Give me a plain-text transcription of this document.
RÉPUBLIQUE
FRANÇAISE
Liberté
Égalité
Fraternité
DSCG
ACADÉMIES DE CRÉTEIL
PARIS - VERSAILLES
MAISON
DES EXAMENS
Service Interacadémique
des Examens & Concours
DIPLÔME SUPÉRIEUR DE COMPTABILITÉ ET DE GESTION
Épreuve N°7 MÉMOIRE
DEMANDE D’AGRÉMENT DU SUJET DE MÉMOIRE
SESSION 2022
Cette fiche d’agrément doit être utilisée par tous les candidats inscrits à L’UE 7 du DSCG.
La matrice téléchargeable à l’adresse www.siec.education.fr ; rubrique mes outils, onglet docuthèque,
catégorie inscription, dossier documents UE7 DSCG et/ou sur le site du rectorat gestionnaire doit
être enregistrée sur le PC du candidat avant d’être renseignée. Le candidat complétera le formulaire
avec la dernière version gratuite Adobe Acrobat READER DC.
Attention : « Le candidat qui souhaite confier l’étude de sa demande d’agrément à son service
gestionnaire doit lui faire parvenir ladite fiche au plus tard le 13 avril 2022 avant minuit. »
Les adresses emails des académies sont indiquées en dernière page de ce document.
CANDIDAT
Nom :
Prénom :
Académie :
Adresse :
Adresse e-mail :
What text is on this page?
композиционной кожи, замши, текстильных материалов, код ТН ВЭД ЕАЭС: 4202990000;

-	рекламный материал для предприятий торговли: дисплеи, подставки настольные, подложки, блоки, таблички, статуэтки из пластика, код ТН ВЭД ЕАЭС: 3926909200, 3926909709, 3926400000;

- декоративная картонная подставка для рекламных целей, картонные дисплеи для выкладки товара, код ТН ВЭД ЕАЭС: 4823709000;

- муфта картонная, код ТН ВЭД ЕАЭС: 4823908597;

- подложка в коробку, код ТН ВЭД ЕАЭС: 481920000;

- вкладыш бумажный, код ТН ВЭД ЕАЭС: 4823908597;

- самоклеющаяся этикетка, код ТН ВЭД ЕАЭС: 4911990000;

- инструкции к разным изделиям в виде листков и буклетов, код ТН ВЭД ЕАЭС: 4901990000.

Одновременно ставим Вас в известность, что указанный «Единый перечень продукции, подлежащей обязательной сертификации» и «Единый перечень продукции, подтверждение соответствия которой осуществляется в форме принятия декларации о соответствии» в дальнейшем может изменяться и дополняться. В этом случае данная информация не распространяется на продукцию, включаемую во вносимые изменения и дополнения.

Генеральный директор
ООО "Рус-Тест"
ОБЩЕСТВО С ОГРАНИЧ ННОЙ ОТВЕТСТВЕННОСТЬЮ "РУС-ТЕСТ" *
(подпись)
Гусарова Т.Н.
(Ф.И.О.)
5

────────

* Short problem *
Restate the whole of the material exactly.

* Output below *
Give me a plain-text transcription of this document.
RÉPUBLIQUE
FRANÇAISE
Liberté
Égalité
Fraternité
DSCG
ACADÉMIES DE CRÉTEIL
PARIS - VERSAILLES
MAISON
DES EXAMENS
Service Interacadémique
des Examens & Concours
DIPLÔME SUPÉRIEUR DE COMPTABILITÉ ET DE GESTION
Épreuve N°7 MÉMOIRE
DEMANDE D’AGRÉMENT DU SUJET DE MÉMOIRE
SESSION 2022
Cette fiche d’agrément doit être utilisée par tous les candidats inscrits à L’UE 7 du DSCG.
La matrice téléchargeable à l’adresse www.siec.education.fr ; rubrique mes outils, onglet docuthèque,
catégorie inscription, dossier documents UE7 DSCG et/ou sur le site du rectorat gestionnaire doit
être enregistrée sur le PC du candidat avant d’être renseignée. Le candidat complétera le formulaire
avec la dernière version gratuite Adobe Acrobat READER DC.
Attention : « Le candidat qui souhaite confier l’étude de sa demande d’agrément à son service
gestionnaire doit lui faire parvenir ladite fiche au plus tard le 13 avril 2022 avant minuit. »
Les adresses emails des académies sont indiquées en dernière page de ce document.
CANDIDAT
Nom :
Prénom :
Académie :
Adresse :
Adresse e-mail :
What text is on this page?
композиционной кожи, замши, текстильных материалов, код ТН ВЭД ЕАЭС: 4202990000;

-	рекламный материал для предприятий торговли: дисплеи, подставки настольные, подложки, блоки, таблички, статуэтки из пластика, код ТН ВЭД ЕАЭС: 3926909200, 3926909709, 3926400000;

- декоративная картонная подставка для рекламных целей, картонные дисплеи для выкладки товара, код ТН ВЭД ЕАЭС: 4823709000;

- муфта картонная, код ТН ВЭД ЕАЭС: 4823908597;

- подложка в коробку, код ТН ВЭД ЕАЭС: 481920000;

- вкладыш бумажный, код ТН ВЭД ЕАЭС: 4823908597;

- самоклеющаяся этикетка, код ТН ВЭД ЕАЭС: 4911990000;

- инструкции к разным изделиям в виде листков и буклетов, код ТН ВЭД ЕАЭС: 4901990000.

Одновременно ставим Вас в известность, что указанный «Единый перечень продукции, подлежащей обязательной сертификации» и «Единый перечень продукции, подтверждение соответствия которой осуществляется в форме принятия декларации о соответствии» в дальнейшем может изменяться и дополняться. В этом случае данная информация не распространяется на продукцию, включаемую во вносимые изменения и дополнения.

Генеральный директор
ООО "Рус-Тест"
ОБЩЕСТВО С ОГРАНИЧ ННОЙ ОТВЕТСТВЕННОСТЬЮ "РУС-ТЕСТ" *
(подпись)
Гусарова Т.Н.
(Ф.И.О.)
5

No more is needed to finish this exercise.